• _WHAT IS BEING ASKED_
Retype every entry in its entirety, without alteration.

• _WORKING DATA_
----------
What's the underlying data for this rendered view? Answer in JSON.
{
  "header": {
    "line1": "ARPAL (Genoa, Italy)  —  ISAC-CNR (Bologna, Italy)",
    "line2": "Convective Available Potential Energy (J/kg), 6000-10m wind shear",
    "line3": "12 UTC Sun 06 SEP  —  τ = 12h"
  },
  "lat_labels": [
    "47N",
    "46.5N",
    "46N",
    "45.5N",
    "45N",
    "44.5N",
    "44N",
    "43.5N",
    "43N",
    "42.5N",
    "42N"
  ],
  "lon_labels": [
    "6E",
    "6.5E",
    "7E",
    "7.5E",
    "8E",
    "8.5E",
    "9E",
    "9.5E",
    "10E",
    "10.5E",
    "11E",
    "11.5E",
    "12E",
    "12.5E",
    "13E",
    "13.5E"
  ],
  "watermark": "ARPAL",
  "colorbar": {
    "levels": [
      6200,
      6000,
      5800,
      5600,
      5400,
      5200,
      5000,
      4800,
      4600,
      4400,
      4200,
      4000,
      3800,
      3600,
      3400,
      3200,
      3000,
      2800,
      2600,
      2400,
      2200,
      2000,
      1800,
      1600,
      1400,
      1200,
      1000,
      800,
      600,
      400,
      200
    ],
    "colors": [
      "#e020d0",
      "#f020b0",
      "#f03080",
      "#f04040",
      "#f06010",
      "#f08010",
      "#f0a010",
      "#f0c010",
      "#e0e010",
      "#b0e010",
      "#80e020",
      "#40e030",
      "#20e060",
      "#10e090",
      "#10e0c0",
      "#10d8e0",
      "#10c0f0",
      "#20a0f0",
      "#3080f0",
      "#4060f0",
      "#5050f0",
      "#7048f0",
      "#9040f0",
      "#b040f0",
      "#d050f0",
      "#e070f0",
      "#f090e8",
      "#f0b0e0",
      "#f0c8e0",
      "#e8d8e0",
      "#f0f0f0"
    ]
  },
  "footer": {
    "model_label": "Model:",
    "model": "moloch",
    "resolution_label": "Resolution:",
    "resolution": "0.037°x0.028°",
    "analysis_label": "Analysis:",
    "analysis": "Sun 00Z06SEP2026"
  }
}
----------
• _WRITTEN RESPONSE_
What's the underlying data for this rendered view? Answer in JSON.
{
  "header": {
    "line1": "ARPAL (Genoa, Italy)  —  ISAC-CNR (Bologna, Italy)",
    "line2": "Convective Available Potential Energy (J/kg), 6000-10m wind shear",
    "line3": "12 UTC Sun 06 SEP  —  τ = 12h"
  },
  "lat_labels": [
    "47N",
    "46.5N",
    "46N",
    "45.5N",
    "45N",
    "44.5N",
    "44N",
    "43.5N",
    "43N",
    "42.5N",
    "42N"
  ],
  "lon_labels": [
    "6E",
    "6.5E",
    "7E",
    "7.5E",
    "8E",
    "8.5E",
    "9E",
    "9.5E",
    "10E",
    "10.5E",
    "11E",
    "11.5E",
    "12E",
    "12.5E",
    "13E",
    "13.5E"
  ],
  "watermark": "ARPAL",
  "colorbar": {
    "levels": [
      6200,
      6000,
      5800,
      5600,
      5400,
      5200,
      5000,
      4800,
      4600,
      4400,
      4200,
      4000,
      3800,
      3600,
      3400,
      3200,
      3000,
      2800,
      2600,
      2400,
      2200,
      2000,
      1800,
      1600,
      1400,
      1200,
      1000,
      800,
      600,
      400,
      200
    ],
    "colors": [
      "#e020d0",
      "#f020b0",
      "#f03080",
      "#f04040",
      "#f06010",
      "#f08010",
      "#f0a010",
      "#f0c010",
      "#e0e010",
      "#b0e010",
      "#80e020",
      "#40e030",
      "#20e060",
      "#10e090",
      "#10e0c0",
      "#10d8e0",
      "#10c0f0",
      "#20a0f0",
      "#3080f0",
      "#4060f0",
      "#5050f0",
      "#7048f0",
      "#9040f0",
      "#b040f0",
      "#d050f0",
      "#e070f0",
      "#f090e8",
      "#f0b0e0",
      "#f0c8e0",
      "#e8d8e0",
      "#f0f0f0"
    ]
  },
  "footer": {
    "model_label": "Model:",
    "model": "moloch",
    "resolution_label": "Resolution:",
    "resolution": "0.037°x0.028°",
    "analysis_label": "Analysis:",
    "analysis": "Sun 00Z06SEP2026"
  }
}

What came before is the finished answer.